Hello again, this is Yaazarai (Alex) and I’m back for another tutorial on global illumination! The previous tutorial went over Radiosity which was a method for roughly approximating GI based on random per-pixel ray sampling. Its naive and extremely expensive to compute—casting some N amount of rays per pixel on the screen! That’s old news, Radiance Cascades is where its at, elegant, intuitive and simple in essence. Radiance Cascades is a new, noiseless, smart approach to both 2D and 3D global illumination created by Alexander Sannikov, a senior graphics programmer at Grinding Gear Games, the developers behind Path of Exile!
Before we get into the article I want to preface that this is Part One and a deep dive into the shader code behind this method won’t be until Part Two due to the complexity of introducing a the new subject.
Radiance Cascades is so effective because it casts finite amounts of rays in a special way to simulate an infinite amount of directions and how it does that is surprisingly simple (relatively speaking). So what does it look like, what can it look like and what’s possible? Let’s find out! First off is my demo which gets us up and running with a basic demonstration.
Even better, Radiance Cascades can do volumetrics (without SDFs, but that’s for another time). The very talented Mytino on Twitter has been able to integrate volumetrics through fluids, skybox integrals and directional light sources such as for bleeding sunlight into caves from the background.
Overview (TL;DR)
The most common way to simulate global illumination, is achieved by ray casting in random directions to see if we hit a light source or a shadow castor. This method requires casting loads of rays which can be quite expensive and the random noise has to be somehow filtered out (often with ghosting or oversoftening).
Radianace Cascades bypass the noise by taking a more structured approach. The first step is to cast a few short rays in a couple of directions (usually starting with 4). Then each successive pass increases the number of ray cast directions, while decreasing the Level Of Detail. 4x the number of rays and 1/4th resolution (half the width and half the height). This naturally creates more natural looking lighting with fine details up close and softer shadows in the distance (“penumbra”).

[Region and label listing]
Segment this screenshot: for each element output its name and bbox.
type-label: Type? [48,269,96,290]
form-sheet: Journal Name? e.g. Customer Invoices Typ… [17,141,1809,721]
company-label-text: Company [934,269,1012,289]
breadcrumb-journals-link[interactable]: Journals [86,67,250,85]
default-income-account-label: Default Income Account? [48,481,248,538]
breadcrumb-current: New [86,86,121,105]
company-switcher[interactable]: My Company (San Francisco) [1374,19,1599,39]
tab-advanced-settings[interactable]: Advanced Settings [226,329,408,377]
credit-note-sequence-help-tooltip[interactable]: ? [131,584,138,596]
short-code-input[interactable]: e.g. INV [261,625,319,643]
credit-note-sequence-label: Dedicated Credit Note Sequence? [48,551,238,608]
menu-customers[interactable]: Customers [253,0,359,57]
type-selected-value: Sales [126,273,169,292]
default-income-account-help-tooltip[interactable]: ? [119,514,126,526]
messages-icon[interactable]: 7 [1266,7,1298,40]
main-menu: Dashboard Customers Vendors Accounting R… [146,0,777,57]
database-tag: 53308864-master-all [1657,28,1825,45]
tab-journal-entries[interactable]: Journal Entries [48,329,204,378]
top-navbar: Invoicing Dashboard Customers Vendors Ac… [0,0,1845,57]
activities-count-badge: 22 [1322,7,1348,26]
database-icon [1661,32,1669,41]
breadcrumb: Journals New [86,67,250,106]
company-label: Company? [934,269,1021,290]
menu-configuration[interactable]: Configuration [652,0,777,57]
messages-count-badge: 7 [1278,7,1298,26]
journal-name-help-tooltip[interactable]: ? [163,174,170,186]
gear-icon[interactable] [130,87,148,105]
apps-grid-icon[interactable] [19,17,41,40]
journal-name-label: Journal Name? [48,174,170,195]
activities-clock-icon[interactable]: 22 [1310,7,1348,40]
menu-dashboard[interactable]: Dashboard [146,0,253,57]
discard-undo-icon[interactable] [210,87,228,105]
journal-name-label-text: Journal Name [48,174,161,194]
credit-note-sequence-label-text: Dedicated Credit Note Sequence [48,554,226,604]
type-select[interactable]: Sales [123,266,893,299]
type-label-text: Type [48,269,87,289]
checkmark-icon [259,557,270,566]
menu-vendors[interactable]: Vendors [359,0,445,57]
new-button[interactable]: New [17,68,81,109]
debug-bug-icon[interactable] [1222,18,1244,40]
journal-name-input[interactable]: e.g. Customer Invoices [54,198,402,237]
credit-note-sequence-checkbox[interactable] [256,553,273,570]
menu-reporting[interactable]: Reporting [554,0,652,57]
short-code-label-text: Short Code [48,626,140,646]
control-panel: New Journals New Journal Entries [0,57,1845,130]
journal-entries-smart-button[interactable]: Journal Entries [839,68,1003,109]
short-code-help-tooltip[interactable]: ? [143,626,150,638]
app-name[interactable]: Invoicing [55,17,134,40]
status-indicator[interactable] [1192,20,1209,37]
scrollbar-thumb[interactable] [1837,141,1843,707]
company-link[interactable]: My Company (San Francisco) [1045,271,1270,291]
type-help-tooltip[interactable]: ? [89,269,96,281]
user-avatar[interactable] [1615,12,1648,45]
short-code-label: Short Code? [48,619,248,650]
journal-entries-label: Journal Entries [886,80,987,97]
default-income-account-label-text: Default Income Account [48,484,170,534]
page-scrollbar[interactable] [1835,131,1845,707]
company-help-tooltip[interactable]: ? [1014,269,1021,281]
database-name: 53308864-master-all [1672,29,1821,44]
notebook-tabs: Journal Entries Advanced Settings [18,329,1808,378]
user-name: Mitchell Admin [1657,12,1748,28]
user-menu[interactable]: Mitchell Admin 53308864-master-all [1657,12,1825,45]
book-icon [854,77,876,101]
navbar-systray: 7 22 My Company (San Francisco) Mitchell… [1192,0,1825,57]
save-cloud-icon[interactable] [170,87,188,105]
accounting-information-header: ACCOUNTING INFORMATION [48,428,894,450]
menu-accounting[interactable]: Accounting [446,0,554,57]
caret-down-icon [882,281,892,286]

Objectives
1. Answer these questions from the Radiance Cascades tutorial:
(a) Who created Radiance Cascades?
(b) How many directions does the first step usually cast rays in?
(c) At what resolution does each successive pass run?
2. Switch "breadcrumb" to "trail" in the listing, from its start through the line with "tab-advanced-settings[interactable]: Advanced Settings", and give only those lines.
The tutorial and the listing have nothing to do with each other.

Task results
1.
(a) Alexander Sannikov
(b) 4
(c) 1/4th resolution (half the width and half the height)

2.
Segment this screenshot: for each element output its name and bbox.
type-label: Type? [48,269,96,290]
form-sheet: Journal Name? e.g. Customer Invoices Typ… [17,141,1809,721]
company-label-text: Company [934,269,1012,289]
trail-journals-link[interactable]: Journals [86,67,250,85]
default-income-account-label: Default Income Account? [48,481,248,538]
trail-current: New [86,86,121,105]
company-switcher[interactable]: My Company (San Francisco) [1374,19,1599,39]
tab-advanced-settings[interactable]: Advanced Settings [226,329,408,377]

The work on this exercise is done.